--- begin ---

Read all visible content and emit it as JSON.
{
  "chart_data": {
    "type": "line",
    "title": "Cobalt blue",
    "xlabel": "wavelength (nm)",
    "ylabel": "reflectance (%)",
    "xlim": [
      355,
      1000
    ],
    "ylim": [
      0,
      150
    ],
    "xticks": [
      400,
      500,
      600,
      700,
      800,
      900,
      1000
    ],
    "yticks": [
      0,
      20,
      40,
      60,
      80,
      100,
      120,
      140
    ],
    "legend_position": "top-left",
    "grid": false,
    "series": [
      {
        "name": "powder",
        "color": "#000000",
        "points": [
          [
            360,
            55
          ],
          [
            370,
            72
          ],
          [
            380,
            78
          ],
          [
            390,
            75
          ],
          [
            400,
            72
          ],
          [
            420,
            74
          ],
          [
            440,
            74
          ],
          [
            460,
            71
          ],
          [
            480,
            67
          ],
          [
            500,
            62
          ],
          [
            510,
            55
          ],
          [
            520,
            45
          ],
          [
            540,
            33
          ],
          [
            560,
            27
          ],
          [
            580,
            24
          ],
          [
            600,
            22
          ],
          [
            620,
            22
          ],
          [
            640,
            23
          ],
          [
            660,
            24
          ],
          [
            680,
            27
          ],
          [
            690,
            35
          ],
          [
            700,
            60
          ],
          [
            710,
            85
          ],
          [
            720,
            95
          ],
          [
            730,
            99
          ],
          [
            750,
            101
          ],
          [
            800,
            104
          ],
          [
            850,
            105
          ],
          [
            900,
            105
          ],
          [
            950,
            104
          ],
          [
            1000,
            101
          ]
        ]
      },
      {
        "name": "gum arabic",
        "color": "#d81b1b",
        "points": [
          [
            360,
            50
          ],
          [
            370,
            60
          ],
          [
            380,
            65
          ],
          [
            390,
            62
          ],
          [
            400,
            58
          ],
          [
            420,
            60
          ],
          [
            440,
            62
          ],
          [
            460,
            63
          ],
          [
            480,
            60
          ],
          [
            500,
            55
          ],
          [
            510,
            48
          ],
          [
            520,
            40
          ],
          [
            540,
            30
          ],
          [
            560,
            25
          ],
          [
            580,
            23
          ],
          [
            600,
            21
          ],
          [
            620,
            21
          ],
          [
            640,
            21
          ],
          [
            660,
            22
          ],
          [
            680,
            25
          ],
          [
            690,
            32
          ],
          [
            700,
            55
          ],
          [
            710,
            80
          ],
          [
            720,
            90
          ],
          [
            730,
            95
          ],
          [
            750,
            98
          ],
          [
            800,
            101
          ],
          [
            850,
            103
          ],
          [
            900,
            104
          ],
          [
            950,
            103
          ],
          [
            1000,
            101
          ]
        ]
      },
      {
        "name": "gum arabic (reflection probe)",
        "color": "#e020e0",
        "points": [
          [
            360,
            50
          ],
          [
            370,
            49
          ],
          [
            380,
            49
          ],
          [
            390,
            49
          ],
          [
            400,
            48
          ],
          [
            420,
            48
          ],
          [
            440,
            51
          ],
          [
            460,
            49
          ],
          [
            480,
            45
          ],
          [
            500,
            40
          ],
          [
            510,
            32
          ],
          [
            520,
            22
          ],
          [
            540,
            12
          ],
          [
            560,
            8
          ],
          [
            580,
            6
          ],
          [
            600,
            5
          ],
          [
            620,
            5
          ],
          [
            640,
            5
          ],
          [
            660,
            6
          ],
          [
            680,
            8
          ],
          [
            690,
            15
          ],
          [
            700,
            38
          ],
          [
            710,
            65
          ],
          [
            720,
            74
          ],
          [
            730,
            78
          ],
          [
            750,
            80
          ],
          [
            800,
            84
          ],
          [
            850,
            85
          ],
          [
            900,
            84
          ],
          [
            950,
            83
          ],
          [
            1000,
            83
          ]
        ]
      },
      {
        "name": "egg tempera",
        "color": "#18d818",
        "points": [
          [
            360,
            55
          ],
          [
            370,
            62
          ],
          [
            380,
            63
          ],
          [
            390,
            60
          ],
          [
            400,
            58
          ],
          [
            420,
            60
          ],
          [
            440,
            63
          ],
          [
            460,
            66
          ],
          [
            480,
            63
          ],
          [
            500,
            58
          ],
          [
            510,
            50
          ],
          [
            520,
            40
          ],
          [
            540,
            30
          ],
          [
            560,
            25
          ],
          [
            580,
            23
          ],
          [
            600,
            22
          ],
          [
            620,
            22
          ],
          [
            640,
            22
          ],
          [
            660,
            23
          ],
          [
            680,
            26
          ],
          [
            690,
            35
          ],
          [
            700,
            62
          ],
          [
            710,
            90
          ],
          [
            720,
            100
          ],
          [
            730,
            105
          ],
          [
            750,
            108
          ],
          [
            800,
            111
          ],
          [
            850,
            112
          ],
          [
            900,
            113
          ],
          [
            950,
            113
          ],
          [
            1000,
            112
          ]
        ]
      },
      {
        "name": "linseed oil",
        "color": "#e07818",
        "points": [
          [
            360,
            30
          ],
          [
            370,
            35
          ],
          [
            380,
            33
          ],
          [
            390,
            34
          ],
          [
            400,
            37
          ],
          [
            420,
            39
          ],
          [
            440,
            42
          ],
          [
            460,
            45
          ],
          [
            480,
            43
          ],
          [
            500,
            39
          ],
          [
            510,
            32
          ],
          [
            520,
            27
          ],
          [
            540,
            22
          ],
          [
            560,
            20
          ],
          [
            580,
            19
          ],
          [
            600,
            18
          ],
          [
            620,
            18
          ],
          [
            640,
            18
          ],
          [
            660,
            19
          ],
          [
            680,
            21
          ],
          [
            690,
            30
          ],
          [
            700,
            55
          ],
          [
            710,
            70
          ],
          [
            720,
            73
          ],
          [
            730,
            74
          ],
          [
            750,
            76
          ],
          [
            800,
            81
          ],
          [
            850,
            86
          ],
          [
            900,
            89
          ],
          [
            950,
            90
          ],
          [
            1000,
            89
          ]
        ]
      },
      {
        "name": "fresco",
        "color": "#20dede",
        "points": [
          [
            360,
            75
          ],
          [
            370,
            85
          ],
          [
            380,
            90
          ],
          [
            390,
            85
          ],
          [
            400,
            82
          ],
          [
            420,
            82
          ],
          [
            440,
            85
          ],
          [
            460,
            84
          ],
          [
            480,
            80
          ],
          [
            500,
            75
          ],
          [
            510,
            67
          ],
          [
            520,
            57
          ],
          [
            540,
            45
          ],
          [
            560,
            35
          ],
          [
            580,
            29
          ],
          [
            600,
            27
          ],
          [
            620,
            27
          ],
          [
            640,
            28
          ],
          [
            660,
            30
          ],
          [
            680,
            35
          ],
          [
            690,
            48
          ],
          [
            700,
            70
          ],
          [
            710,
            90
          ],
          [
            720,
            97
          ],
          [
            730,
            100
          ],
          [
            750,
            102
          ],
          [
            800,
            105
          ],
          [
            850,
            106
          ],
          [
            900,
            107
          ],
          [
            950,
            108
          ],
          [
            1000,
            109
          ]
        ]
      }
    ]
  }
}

--- end ---

**WRITTEN INSTRUCTION**.
Type out the material again exactly as presented.

**RESULT OF THE TASK**.
Read all visible content and emit it as JSON.
{
  "chart_data": {
    "type": "line",
    "title": "Cobalt blue",
    "xlabel": "wavelength (nm)",
    "ylabel": "reflectance (%)",
    "xlim": [
      355,
      1000
    ],
    "ylim": [
      0,
      150
    ],
    "xticks": [
      400,
      500,
      600,
      700,
      800,
      900,
      1000
    ],
    "yticks": [
      0,
      20,
      40,
      60,
      80,
      100,
      120,
      140
    ],
    "legend_position": "top-left",
    "grid": false,
    "series": [
      {
        "name": "powder",
        "color": "#000000",
        "points": [
          [
            360,
            55
          ],
          [
            370,
            72
          ],
          [
            380,
            78
          ],
          [
            390,
            75
          ],
          [
            400,
            72
          ],
          [
            420,
            74
          ],
          [
            440,
            74
          ],
          [
            460,
            71
          ],
          [
            480,
            67
          ],
          [
            500,
            62
          ],
          [
            510,
            55
          ],
          [
            520,
            45
          ],
          [
            540,
            33
          ],
          [
            560,
            27
          ],
          [
            580,
            24
          ],
          [
            600,
            22
          ],
          [
            620,
            22
          ],
          [
            640,
            23
          ],
          [
            660,
            24
          ],
          [
            680,
            27
          ],
          [
            690,
            35
          ],
          [
            700,
            60
          ],
          [
            710,
            85
          ],
          [
            720,
            95
          ],
          [
            730,
            99
          ],
          [
            750,
            101
          ],
          [
            800,
            104
          ],
          [
            850,
            105
          ],
          [
            900,
            105
          ],
          [
            950,
            104
          ],
          [
            1000,
            101
          ]
        ]
      },
      {
        "name": "gum arabic",
        "color": "#d81b1b",
        "points": [
          [
            360,
            50
          ],
          [
            370,
            60
          ],
          [
            380,
            65
          ],
          [
            390,
            62
          ],
          [
            400,
            58
          ],
          [
            420,
            60
          ],
          [
            440,
            62
          ],
          [
            460,
            63
          ],
          [
            480,
            60
          ],
          [
            500,
            55
          ],
          [
            510,
            48
          ],
          [
            520,
            40
          ],
          [
            540,
            30
          ],
          [
            560,
            25
          ],
          [
            580,
            23
          ],
          [
            600,
            21
          ],
          [
            620,
            21
          ],
          [
            640,
            21
          ],
          [
            660,
            22
          ],
          [
            680,
            25
          ],
          [
            690,
            32
          ],
          [
            700,
            55
          ],
          [
            710,
            80
          ],
          [
            720,
            90
          ],
          [
            730,
            95
          ],
          [
            750,
            98
          ],
          [
            800,
            101
          ],
          [
            850,
            103
          ],
          [
            900,
            104
          ],
          [
            950,
            103
          ],
          [
            1000,
            101
          ]
        ]
      },
      {
        "name": "gum arabic (reflection probe)",
        "color": "#e020e0",
        "points": [
          [
            360,
            50
          ],
          [
            370,
            49
          ],
          [
            380,
            49
          ],
          [
            390,
            49
          ],
          [
            400,
            48
          ],
          [
            420,
            48
          ],
          [
            440,
            51
          ],
          [
            460,
            49
          ],
          [
            480,
            45
          ],
          [
            500,
            40
          ],
          [
            510,
            32
          ],
          [
            520,
            22
          ],
          [
            540,
            12
          ],
          [
            560,
            8
          ],
          [
            580,
            6
          ],
          [
            600,
            5
          ],
          [
            620,
            5
          ],
          [
            640,
            5
          ],
          [
            660,
            6
          ],
          [
            680,
            8
          ],
          [
            690,
            15
          ],
          [
            700,
            38
          ],
          [
            710,
            65
          ],
          [
            720,
            74
          ],
          [
            730,
            78
          ],
          [
            750,
            80
          ],
          [
            800,
            84
          ],
          [
            850,
            85
          ],
          [
            900,
            84
          ],
          [
            950,
            83
          ],
          [
            1000,
            83
          ]
        ]
      },
      {
        "name": "egg tempera",
        "color": "#18d818",
        "points": [
          [
            360,
            55
          ],
          [
            370,
            62
          ],
          [
            380,
            63
          ],
          [
            390,
            60
          ],
          [
            400,
            58
          ],
          [
            420,
            60
          ],
          [
            440,
            63
          ],
          [
            460,
            66
          ],
          [
            480,
            63
          ],
          [
            500,
            58
          ],
          [
            510,
            50
          ],
          [
            520,
            40
          ],
          [
            540,
            30
          ],
          [
            560,
            25
          ],
          [
            580,
            23
          ],
          [
            600,
            22
          ],
          [
            620,
            22
          ],
          [
            640,
            22
          ],
          [
            660,
            23
          ],
          [
            680,
            26
          ],
          [
            690,
            35
          ],
          [
            700,
            62
          ],
          [
            710,
            90
          ],
          [
            720,
            100
          ],
          [
            730,
            105
          ],
          [
            750,
            108
          ],
          [
            800,
            111
          ],
          [
            850,
            112
          ],
          [
            900,
            113
          ],
          [
            950,
            113
          ],
          [
            1000,
            112
          ]
        ]
      },
      {
        "name": "linseed oil",
        "color": "#e07818",
        "points": [
          [
            360,
            30
          ],
          [
            370,
            35
          ],
          [
            380,
            33
          ],
          [
            390,
            34
          ],
          [
            400,
            37
          ],
          [
            420,
            39
          ],
          [
            440,
            42
          ],
          [
            460,
            45
          ],
          [
            480,
            43
          ],
          [
            500,
            39
          ],
          [
            510,
            32
          ],
          [
            520,
            27
          ],
          [
            540,
            22
          ],
          [
            560,
            20
          ],
          [
            580,
            19
          ],
          [
            600,
            18
          ],
          [
            620,
            18
          ],
          [
            640,
            18
          ],
          [
            660,
            19
          ],
          [
            680,
            21
          ],
          [
            690,
            30
          ],
          [
            700,
            55
          ],
          [
            710,
            70
          ],
          [
            720,
            73
          ],
          [
            730,
            74
          ],
          [
            750,
            76
          ],
          [
            800,
            81
          ],
          [
            850,
            86
          ],
          [
            900,
            89
          ],
          [
            950,
            90
          ],
          [
            1000,
            89
          ]
        ]
      },
      {
        "name": "fresco",
        "color": "#20dede",
        "points": [
          [
            360,
            75
          ],
          [
            370,
            85
          ],
          [
            380,
            90
          ],
          [
            390,
            85
          ],
          [
            400,
            82
          ],
          [
            420,
            82
          ],
          [
            440,
            85
          ],
          [
            460,
            84
          ],
          [
            480,
            80
          ],
          [
            500,
            75
          ],
          [
            510,
            67
          ],
          [
            520,
            57
          ],
          [
            540,
            45
          ],
          [
            560,
            35
          ],
          [
            580,
            29
          ],
          [
            600,
            27
          ],
          [
            620,
            27
          ],
          [
            640,
            28
          ],
          [
            660,
            30
          ],
          [
            680,
            35
          ],
          [
            690,
            48
          ],
          [
            700,
            70
          ],
          [
            710,
            90
          ],
          [
            720,
            97
          ],
          [
            730,
            100
          ],
          [
            750,
            102
          ],
          [
            800,
            105
          ],
          [
            850,
            106
          ],
          [
            900,
            107
          ],
          [
            950,
            108
          ],
          [
            1000,
            109
          ]
        ]
      }
    ]
  }
}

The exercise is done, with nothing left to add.